(What this task involves):
List the lines of this listing that hold the word "gmail".

(Input rows):
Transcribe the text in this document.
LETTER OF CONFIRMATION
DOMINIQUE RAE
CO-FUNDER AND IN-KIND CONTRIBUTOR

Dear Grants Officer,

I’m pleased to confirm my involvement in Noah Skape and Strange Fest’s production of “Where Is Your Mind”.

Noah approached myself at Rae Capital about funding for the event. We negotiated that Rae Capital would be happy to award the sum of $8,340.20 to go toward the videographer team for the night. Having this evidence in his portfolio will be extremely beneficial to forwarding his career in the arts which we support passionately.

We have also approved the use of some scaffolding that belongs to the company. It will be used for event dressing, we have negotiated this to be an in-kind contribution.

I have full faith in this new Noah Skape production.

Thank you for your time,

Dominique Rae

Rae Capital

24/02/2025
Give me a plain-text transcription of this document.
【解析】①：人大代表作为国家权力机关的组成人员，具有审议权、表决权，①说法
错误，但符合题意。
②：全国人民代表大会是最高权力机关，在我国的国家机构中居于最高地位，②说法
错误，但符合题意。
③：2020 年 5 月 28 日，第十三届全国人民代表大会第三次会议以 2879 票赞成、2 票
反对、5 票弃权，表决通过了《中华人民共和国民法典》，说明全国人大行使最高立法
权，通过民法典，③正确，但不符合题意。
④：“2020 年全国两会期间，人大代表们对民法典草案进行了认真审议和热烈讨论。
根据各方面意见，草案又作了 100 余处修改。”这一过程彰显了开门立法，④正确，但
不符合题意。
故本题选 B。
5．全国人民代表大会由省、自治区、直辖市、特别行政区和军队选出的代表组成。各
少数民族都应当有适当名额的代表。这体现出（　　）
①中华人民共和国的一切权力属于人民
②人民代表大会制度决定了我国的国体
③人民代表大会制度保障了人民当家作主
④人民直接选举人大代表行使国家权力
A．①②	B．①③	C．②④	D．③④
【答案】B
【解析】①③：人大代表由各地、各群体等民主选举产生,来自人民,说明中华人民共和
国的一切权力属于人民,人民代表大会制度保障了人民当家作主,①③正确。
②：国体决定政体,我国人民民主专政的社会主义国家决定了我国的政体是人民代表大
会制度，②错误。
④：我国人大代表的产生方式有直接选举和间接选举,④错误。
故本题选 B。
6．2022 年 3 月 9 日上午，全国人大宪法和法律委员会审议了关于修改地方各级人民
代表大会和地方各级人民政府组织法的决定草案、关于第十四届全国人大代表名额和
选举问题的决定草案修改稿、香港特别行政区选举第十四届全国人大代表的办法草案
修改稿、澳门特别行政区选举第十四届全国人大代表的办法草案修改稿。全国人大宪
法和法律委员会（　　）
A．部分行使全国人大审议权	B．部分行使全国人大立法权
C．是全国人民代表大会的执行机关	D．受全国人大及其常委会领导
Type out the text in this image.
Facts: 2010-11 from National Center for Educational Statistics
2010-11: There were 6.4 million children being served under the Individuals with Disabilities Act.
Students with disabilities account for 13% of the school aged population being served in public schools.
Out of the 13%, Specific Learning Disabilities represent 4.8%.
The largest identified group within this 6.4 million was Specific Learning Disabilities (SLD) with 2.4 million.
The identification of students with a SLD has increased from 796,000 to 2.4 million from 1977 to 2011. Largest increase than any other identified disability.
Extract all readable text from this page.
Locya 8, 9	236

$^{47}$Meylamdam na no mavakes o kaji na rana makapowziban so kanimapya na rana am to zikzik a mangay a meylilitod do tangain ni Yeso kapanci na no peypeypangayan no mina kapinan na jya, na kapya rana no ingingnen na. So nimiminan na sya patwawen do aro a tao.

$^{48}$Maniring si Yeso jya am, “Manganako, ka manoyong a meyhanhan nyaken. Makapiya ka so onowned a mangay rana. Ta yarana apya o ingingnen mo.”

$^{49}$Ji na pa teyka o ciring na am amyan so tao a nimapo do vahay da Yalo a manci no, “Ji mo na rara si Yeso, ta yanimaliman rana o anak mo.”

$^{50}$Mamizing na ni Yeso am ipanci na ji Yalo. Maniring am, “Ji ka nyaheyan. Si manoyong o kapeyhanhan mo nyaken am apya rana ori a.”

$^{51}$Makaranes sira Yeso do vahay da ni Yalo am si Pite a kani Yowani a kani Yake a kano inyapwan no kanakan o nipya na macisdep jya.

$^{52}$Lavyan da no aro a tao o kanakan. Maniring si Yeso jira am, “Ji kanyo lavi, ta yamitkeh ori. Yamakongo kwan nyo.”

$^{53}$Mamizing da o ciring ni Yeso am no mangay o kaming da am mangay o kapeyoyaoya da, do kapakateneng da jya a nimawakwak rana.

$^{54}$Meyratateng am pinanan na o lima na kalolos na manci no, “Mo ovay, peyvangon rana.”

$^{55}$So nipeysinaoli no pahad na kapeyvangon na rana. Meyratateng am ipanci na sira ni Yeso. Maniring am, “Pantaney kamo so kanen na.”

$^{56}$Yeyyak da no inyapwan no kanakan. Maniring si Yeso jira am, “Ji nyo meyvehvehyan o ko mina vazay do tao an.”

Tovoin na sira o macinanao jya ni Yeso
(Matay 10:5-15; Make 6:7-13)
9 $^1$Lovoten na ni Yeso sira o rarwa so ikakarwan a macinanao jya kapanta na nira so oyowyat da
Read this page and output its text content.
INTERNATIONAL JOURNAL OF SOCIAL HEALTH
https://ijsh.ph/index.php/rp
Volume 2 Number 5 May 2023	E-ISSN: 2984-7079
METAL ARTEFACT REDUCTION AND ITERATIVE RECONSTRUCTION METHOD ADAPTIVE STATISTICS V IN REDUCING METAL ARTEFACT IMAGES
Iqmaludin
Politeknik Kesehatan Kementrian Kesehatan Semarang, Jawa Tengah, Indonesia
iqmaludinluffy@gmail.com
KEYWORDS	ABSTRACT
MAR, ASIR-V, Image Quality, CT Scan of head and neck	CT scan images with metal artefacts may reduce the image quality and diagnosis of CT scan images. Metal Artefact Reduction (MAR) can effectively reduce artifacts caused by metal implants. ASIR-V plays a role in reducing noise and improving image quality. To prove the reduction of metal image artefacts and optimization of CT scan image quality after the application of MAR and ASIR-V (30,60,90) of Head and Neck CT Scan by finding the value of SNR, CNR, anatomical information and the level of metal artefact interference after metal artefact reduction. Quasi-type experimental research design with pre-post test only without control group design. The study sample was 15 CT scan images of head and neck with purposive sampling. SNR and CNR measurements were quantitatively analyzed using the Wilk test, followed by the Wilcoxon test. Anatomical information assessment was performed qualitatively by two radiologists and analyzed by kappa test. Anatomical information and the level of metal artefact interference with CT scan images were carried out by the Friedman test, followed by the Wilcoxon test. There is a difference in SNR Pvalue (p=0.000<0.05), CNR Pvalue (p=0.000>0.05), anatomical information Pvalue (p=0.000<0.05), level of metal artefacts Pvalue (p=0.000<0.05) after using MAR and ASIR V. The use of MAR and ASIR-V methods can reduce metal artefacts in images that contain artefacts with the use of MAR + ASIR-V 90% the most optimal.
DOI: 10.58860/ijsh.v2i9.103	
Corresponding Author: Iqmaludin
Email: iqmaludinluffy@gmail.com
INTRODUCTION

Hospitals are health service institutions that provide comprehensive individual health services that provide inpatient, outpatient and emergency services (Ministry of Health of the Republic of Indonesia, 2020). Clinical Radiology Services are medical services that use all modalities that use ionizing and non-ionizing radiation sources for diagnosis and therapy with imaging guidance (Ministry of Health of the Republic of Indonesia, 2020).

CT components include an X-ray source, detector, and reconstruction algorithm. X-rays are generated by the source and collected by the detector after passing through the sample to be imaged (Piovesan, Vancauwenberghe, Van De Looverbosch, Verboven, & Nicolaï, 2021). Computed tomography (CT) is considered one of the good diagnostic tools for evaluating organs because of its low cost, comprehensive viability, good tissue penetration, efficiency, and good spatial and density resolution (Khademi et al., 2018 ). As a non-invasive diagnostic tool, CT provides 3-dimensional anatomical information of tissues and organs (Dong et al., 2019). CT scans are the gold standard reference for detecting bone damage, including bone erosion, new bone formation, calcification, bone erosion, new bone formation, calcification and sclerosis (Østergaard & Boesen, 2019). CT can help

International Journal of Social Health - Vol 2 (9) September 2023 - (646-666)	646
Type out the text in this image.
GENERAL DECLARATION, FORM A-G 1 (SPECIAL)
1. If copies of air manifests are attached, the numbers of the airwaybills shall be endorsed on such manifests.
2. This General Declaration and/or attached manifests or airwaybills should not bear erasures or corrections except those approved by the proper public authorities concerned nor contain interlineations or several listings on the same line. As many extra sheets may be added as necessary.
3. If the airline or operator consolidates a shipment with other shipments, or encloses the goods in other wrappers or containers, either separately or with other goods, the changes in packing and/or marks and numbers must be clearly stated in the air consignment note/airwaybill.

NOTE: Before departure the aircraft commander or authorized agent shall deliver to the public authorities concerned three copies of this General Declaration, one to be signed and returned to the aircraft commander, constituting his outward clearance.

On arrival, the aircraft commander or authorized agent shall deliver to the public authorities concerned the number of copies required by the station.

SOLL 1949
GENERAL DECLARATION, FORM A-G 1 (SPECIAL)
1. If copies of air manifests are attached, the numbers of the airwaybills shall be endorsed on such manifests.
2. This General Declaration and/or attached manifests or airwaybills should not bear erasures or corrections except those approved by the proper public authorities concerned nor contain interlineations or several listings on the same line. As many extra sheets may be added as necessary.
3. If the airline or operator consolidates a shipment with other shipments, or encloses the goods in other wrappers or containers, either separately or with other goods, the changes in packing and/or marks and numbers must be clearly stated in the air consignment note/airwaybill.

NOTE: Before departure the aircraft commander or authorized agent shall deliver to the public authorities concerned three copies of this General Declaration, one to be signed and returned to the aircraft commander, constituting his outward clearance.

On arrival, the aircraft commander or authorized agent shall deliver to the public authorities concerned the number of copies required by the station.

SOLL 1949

(Written solution):
iqmaludinluffy@gmail.com
Email: iqmaludinluffy@gmail.com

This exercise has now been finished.